Task goal — Write out all of the lines below, exactly and completely.

(Figure record listings)

□ □ □

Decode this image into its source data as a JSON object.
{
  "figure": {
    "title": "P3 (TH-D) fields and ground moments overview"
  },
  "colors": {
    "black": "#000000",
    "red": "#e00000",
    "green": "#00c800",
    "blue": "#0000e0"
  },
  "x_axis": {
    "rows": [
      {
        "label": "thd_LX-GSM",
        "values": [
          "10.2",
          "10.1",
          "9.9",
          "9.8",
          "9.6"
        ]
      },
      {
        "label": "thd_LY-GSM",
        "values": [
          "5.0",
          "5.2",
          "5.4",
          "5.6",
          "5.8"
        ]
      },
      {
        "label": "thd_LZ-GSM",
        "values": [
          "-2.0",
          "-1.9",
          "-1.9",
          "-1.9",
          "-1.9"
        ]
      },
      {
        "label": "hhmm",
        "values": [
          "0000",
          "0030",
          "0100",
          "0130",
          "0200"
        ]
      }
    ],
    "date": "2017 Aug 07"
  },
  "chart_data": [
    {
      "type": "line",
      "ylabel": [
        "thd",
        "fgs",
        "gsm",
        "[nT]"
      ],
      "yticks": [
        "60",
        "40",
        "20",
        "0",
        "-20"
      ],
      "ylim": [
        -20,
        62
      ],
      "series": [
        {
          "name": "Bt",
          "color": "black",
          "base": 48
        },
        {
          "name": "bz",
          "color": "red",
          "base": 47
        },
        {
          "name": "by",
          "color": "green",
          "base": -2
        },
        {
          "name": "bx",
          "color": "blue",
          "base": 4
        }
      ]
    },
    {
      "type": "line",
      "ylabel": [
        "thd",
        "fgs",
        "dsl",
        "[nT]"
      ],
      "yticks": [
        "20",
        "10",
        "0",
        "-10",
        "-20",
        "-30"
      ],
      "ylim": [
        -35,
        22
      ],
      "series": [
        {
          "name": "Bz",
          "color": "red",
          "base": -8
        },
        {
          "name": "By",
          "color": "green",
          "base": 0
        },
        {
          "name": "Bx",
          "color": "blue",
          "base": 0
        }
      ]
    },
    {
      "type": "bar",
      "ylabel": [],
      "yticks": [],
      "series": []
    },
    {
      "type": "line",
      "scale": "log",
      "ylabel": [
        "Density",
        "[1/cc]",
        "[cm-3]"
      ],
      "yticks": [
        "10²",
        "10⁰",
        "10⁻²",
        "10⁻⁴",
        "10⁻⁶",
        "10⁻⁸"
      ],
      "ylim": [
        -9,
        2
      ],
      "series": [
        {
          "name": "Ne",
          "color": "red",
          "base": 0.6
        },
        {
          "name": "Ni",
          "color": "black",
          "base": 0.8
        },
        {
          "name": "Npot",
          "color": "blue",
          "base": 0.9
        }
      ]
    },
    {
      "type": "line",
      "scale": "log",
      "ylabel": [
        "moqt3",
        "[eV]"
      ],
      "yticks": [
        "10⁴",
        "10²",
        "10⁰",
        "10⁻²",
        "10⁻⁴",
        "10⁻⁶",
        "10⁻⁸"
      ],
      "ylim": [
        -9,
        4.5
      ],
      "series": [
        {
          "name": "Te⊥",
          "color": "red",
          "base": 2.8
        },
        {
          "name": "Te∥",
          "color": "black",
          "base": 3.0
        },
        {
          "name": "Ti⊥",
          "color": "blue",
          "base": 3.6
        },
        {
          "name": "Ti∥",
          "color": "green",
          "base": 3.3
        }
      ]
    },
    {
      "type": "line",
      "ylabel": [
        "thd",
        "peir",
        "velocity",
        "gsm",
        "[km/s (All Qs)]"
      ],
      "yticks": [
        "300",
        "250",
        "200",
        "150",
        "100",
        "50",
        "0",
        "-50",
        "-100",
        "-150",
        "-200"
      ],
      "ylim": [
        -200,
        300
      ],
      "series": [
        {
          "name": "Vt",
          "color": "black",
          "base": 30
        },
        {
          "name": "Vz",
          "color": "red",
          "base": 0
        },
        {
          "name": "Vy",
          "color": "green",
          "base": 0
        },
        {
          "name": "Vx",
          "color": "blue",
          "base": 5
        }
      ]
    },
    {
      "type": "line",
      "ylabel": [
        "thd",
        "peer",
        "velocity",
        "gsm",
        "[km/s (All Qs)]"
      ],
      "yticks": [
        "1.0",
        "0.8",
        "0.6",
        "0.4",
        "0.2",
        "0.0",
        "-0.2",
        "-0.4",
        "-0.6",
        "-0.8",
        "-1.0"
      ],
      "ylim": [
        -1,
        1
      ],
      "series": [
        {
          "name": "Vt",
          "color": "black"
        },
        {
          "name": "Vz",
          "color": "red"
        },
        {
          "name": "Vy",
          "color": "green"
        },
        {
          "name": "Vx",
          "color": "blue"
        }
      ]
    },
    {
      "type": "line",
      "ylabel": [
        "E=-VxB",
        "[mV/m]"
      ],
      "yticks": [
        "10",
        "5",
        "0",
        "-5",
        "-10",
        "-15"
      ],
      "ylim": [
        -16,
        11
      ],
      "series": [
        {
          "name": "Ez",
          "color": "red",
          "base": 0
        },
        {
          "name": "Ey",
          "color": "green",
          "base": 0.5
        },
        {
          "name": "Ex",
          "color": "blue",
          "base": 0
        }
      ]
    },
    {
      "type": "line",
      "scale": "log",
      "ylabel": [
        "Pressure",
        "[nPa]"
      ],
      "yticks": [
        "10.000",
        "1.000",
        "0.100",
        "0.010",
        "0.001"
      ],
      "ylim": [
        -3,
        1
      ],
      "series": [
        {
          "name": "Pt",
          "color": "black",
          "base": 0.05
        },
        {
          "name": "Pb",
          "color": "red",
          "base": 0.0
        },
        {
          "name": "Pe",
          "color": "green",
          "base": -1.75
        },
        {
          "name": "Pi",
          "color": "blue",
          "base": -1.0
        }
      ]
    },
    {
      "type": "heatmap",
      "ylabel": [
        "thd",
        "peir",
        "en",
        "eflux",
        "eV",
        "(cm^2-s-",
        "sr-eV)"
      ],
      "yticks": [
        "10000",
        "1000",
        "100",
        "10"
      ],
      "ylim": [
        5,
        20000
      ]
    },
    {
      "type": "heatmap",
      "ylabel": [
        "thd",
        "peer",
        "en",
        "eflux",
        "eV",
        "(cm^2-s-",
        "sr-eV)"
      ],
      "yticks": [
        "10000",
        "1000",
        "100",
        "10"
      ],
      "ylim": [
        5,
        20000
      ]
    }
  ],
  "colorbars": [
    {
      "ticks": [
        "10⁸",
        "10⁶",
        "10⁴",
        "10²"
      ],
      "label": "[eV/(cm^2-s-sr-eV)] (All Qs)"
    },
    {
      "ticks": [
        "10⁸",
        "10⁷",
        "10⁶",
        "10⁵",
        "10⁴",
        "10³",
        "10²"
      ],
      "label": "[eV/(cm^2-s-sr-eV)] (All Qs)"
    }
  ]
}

□ □ □

Expected output —
Decode this image into its source data as a JSON object.
{
  "figure": {
    "title": "P3 (TH-D) fields and ground moments overview"
  },
  "colors": {
    "black": "#000000",
    "red": "#e00000",
    "green": "#00c800",
    "blue": "#0000e0"
  },
  "x_axis": {
    "rows": [
      {
        "label": "thd_LX-GSM",
        "values": [
          "10.2",
          "10.1",
          "9.9",
          "9.8",
          "9.6"
        ]
      },
      {
        "label": "thd_LY-GSM",
        "values": [
          "5.0",
          "5.2",
          "5.4",
          "5.6",
          "5.8"
        ]
      },
      {
        "label": "thd_LZ-GSM",
        "values": [
          "-2.0",
          "-1.9",
          "-1.9",
          "-1.9",
          "-1.9"
        ]
      },
      {
        "label": "hhmm",
        "values": [
          "0000",
          "0030",
          "0100",
          "0130",
          "0200"
        ]
      }
    ],
    "date": "2017 Aug 07"
  },
  "chart_data": [
    {
      "type": "line",
      "ylabel": [
        "thd",
        "fgs",
        "gsm",
        "[nT]"
      ],
      "yticks": [
        "60",
        "40",
        "20",
        "0",
        "-20"
      ],
      "ylim": [
        -20,
        62
      ],
      "series": [
        {
          "name": "Bt",
          "color": "black",
          "base": 48
        },
        {
          "name": "bz",
          "color": "red",
          "base": 47
        },
        {
          "name": "by",
          "color": "green",
          "base": -2
        },
        {
          "name": "bx",
          "color": "blue",
          "base": 4
        }
      ]
    },
    {
      "type": "line",
      "ylabel": [
        "thd",
        "fgs",
        "dsl",
        "[nT]"
      ],
      "yticks": [
        "20",
        "10",
        "0",
        "-10",
        "-20",
        "-30"
      ],
      "ylim": [
        -35,
        22
      ],
      "series": [
        {
          "name": "Bz",
          "color": "red",
          "base": -8
        },
        {
          "name": "By",
          "color": "green",
          "base": 0
        },
        {
          "name": "Bx",
          "color": "blue",
          "base": 0
        }
      ]
    },
    {
      "type": "bar",
      "ylabel": [],
      "yticks": [],
      "series": []
    },
    {
      "type": "line",
      "scale": "log",
      "ylabel": [
        "Density",
        "[1/cc]",
        "[cm-3]"
      ],
      "yticks": [
        "10²",
        "10⁰",
        "10⁻²",
        "10⁻⁴",
        "10⁻⁶",
        "10⁻⁸"
      ],
      "ylim": [
        -9,
        2
      ],
      "series": [
        {
          "name": "Ne",
          "color": "red",
          "base": 0.6
        },
        {
          "name": "Ni",
          "color": "black",
          "base": 0.8
        },
        {
          "name": "Npot",
          "color": "blue",
          "base": 0.9
        }
      ]
    },
    {
      "type": "line",
      "scale": "log",
      "ylabel": [
        "moqt3",
        "[eV]"
      ],
      "yticks": [
        "10⁴",
        "10²",
        "10⁰",
        "10⁻²",
        "10⁻⁴",
        "10⁻⁶",
        "10⁻⁸"
      ],
      "ylim": [
        -9,
        4.5
      ],
      "series": [
        {
          "name": "Te⊥",
          "color": "red",
          "base": 2.8
        },
        {
          "name": "Te∥",
          "color": "black",
          "base": 3.0
        },
        {
          "name": "Ti⊥",
          "color": "blue",
          "base": 3.6
        },
        {
          "name": "Ti∥",
          "color": "green",
          "base": 3.3
        }
      ]
    },
    {
      "type": "line",
      "ylabel": [
        "thd",
        "peir",
        "velocity",
        "gsm",
        "[km/s (All Qs)]"
      ],
      "yticks": [
        "300",
        "250",
        "200",
        "150",
        "100",
        "50",
        "0",
        "-50",
        "-100",
        "-150",
        "-200"
      ],
      "ylim": [
        -200,
        300
      ],
      "series": [
        {
          "name": "Vt",
          "color": "black",
          "base": 30
        },
        {
          "name": "Vz",
          "color": "red",
          "base": 0
        },
        {
          "name": "Vy",
          "color": "green",
          "base": 0
        },
        {
          "name": "Vx",
          "color": "blue",
          "base": 5
        }
      ]
    },
    {
      "type": "line",
      "ylabel": [
        "thd",
        "peer",
        "velocity",
        "gsm",
        "[km/s (All Qs)]"
      ],
      "yticks": [
        "1.0",
        "0.8",
        "0.6",
        "0.4",
        "0.2",
        "0.0",
        "-0.2",
        "-0.4",
        "-0.6",
        "-0.8",
        "-1.0"
      ],
      "ylim": [
        -1,
        1
      ],
      "series": [
        {
          "name": "Vt",
          "color": "black"
        },
        {
          "name": "Vz",
          "color": "red"
        },
        {
          "name": "Vy",
          "color": "green"
        },
        {
          "name": "Vx",
          "color": "blue"
        }
      ]
    },
    {
      "type": "line",
      "ylabel": [
        "E=-VxB",
        "[mV/m]"
      ],
      "yticks": [
        "10",
        "5",
        "0",
        "-5",
        "-10",
        "-15"
      ],
      "ylim": [
        -16,
        11
      ],
      "series": [
        {
          "name": "Ez",
          "color": "red",
          "base": 0
        },
        {
          "name": "Ey",
          "color": "green",
          "base": 0.5
        },
        {
          "name": "Ex",
          "color": "blue",
          "base": 0
        }
      ]
    },
    {
      "type": "line",
      "scale": "log",
      "ylabel": [
        "Pressure",
        "[nPa]"
      ],
      "yticks": [
        "10.000",
        "1.000",
        "0.100",
        "0.010",
        "0.001"
      ],
      "ylim": [
        -3,
        1
      ],
      "series": [
        {
          "name": "Pt",
          "color": "black",
          "base": 0.05
        },
        {
          "name": "Pb",
          "color": "red",
          "base": 0.0
        },
        {
          "name": "Pe",
          "color": "green",
          "base": -1.75
        },
        {
          "name": "Pi",
          "color": "blue",
          "base": -1.0
        }
      ]
    },
    {
      "type": "heatmap",
      "ylabel": [
        "thd",
        "peir",
        "en",
        "eflux",
        "eV",
        "(cm^2-s-",
        "sr-eV)"
      ],
      "yticks": [
        "10000",
        "1000",
        "100",
        "10"
      ],
      "ylim": [
        5,
        20000
      ]
    },
    {
      "type": "heatmap",
      "ylabel": [
        "thd",
        "peer",
        "en",
        "eflux",
        "eV",
        "(cm^2-s-",
        "sr-eV)"
      ],
      "yticks": [
        "10000",
        "1000",
        "100",
        "10"
      ],
      "ylim": [
        5,
        20000
      ]
    }
  ],
  "colorbars": [
    {
      "ticks": [
        "10⁸",
        "10⁶",
        "10⁴",
        "10²"
      ],
      "label": "[eV/(cm^2-s-sr-eV)] (All Qs)"
    },
    {
      "ticks": [
        "10⁸",
        "10⁷",
        "10⁶",
        "10⁵",
        "10⁴",
        "10³",
        "10²"
      ],
      "label": "[eV/(cm^2-s-sr-eV)] (All Qs)"
    }
  ]
}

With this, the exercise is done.